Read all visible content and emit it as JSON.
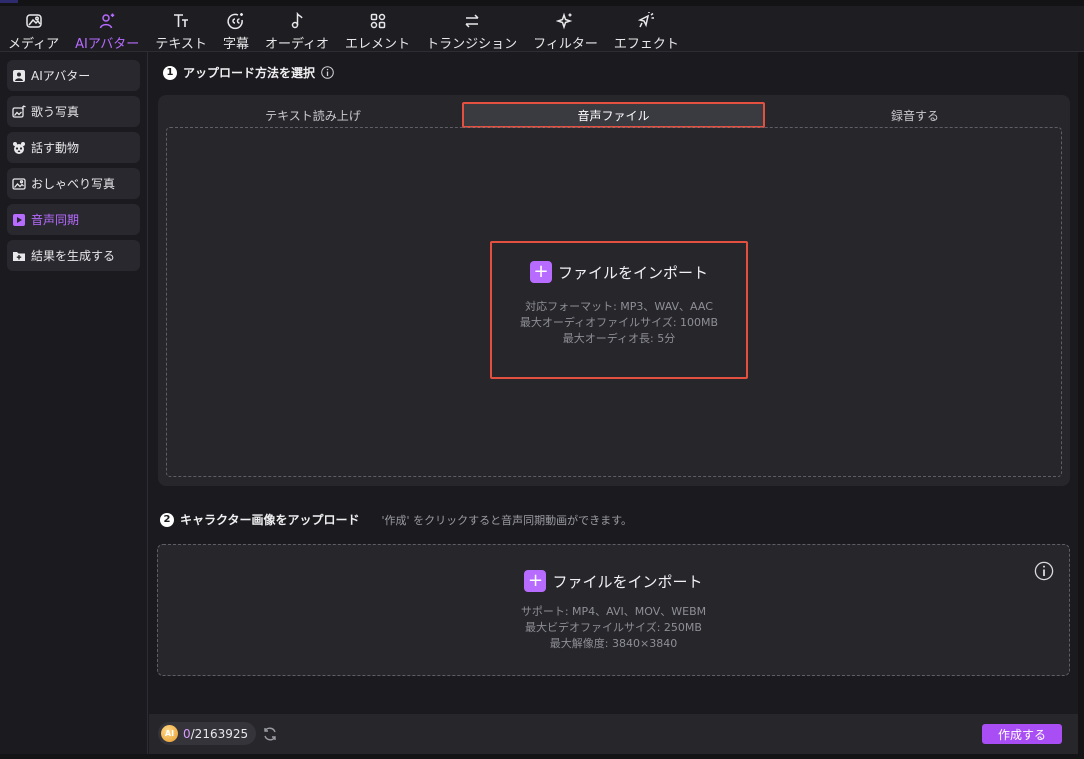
{
  "toolbar": {
    "items": [
      {
        "label": "メディア",
        "icon": "media-icon"
      },
      {
        "label": "AIアバター",
        "icon": "ai-avatar-icon",
        "active": true
      },
      {
        "label": "テキスト",
        "icon": "text-icon"
      },
      {
        "label": "字幕",
        "icon": "subtitle-icon"
      },
      {
        "label": "オーディオ",
        "icon": "audio-icon"
      },
      {
        "label": "エレメント",
        "icon": "element-icon"
      },
      {
        "label": "トランジション",
        "icon": "transition-icon"
      },
      {
        "label": "フィルター",
        "icon": "filter-icon"
      },
      {
        "label": "エフェクト",
        "icon": "effect-icon"
      }
    ]
  },
  "sidebar": {
    "items": [
      {
        "label": "AIアバター",
        "icon": "avatar-icon"
      },
      {
        "label": "歌う写真",
        "icon": "singing-photo-icon"
      },
      {
        "label": "話す動物",
        "icon": "talking-animal-icon"
      },
      {
        "label": "おしゃべり写真",
        "icon": "talking-photo-icon"
      },
      {
        "label": "音声同期",
        "icon": "lip-sync-icon",
        "active": true
      },
      {
        "label": "結果を生成する",
        "icon": "generate-result-icon"
      }
    ]
  },
  "step1": {
    "number": "1",
    "title": "アップロード方法を選択",
    "tabs": [
      {
        "label": "テキスト読み上げ"
      },
      {
        "label": "音声ファイル",
        "selected": true
      },
      {
        "label": "録音する"
      }
    ],
    "import_label": "ファイルをインポート",
    "specs": [
      "対応フォーマット: MP3、WAV、AAC",
      "最大オーディオファイルサイズ: 100MB",
      "最大オーディオ長: 5分"
    ]
  },
  "step2": {
    "number": "2",
    "title": "キャラクター画像をアップロード",
    "hint": "'作成' をクリックすると音声同期動画ができます。",
    "import_label": "ファイルをインポート",
    "specs": [
      "サポート: MP4、AVI、MOV、WEBM",
      "最大ビデオファイルサイズ: 250MB",
      "最大解像度:  3840×3840"
    ]
  },
  "footer": {
    "coin_label": "AI",
    "credits_used": "0",
    "credits_total": "/2163925",
    "create_label": "作成する"
  },
  "colors": {
    "accent": "#b76bff",
    "button": "#a94ef5",
    "highlight": "#e3503f"
  }
}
- - -
Your goal -> Write out the whole listing exactly, and drop the pictures.

Correct answer ->
Read all visible content and emit it as JSON.
{
  "toolbar": {
    "items": [
      {
        "label": "メディア",
        "icon": "media-icon"
      },
      {
        "label": "AIアバター",
        "icon": "ai-avatar-icon",
        "active": true
      },
      {
        "label": "テキスト",
        "icon": "text-icon"
      },
      {
        "label": "字幕",
        "icon": "subtitle-icon"
      },
      {
        "label": "オーディオ",
        "icon": "audio-icon"
      },
      {
        "label": "エレメント",
        "icon": "element-icon"
      },
      {
        "label": "トランジション",
        "icon": "transition-icon"
      },
      {
        "label": "フィルター",
        "icon": "filter-icon"
      },
      {
        "label": "エフェクト",
        "icon": "effect-icon"
      }
    ]
  },
  "sidebar": {
    "items": [
      {
        "label": "AIアバター",
        "icon": "avatar-icon"
      },
      {
        "label": "歌う写真",
        "icon": "singing-photo-icon"
      },
      {
        "label": "話す動物",
        "icon": "talking-animal-icon"
      },
      {
        "label": "おしゃべり写真",
        "icon": "talking-photo-icon"
      },
      {
        "label": "音声同期",
        "icon": "lip-sync-icon",
        "active": true
      },
      {
        "label": "結果を生成する",
        "icon": "generate-result-icon"
      }
    ]
  },
  "step1": {
    "number": "1",
    "title": "アップロード方法を選択",
    "tabs": [
      {
        "label": "テキスト読み上げ"
      },
      {
        "label": "音声ファイル",
        "selected": true
      },
      {
        "label": "録音する"
      }
    ],
    "import_label": "ファイルをインポート",
    "specs": [
      "対応フォーマット: MP3、WAV、AAC",
      "最大オーディオファイルサイズ: 100MB",
      "最大オーディオ長: 5分"
    ]
  },
  "step2": {
    "number": "2",
    "title": "キャラクター画像をアップロード",
    "hint": "'作成' をクリックすると音声同期動画ができます。",
    "import_label": "ファイルをインポート",
    "specs": [
      "サポート: MP4、AVI、MOV、WEBM",
      "最大ビデオファイルサイズ: 250MB",
      "最大解像度:  3840×3840"
    ]
  },
  "footer": {
    "coin_label": "AI",
    "credits_used": "0",
    "credits_total": "/2163925",
    "create_label": "作成する"
  },
  "colors": {
    "accent": "#b76bff",
    "button": "#a94ef5",
    "highlight": "#e3503f"
  }
}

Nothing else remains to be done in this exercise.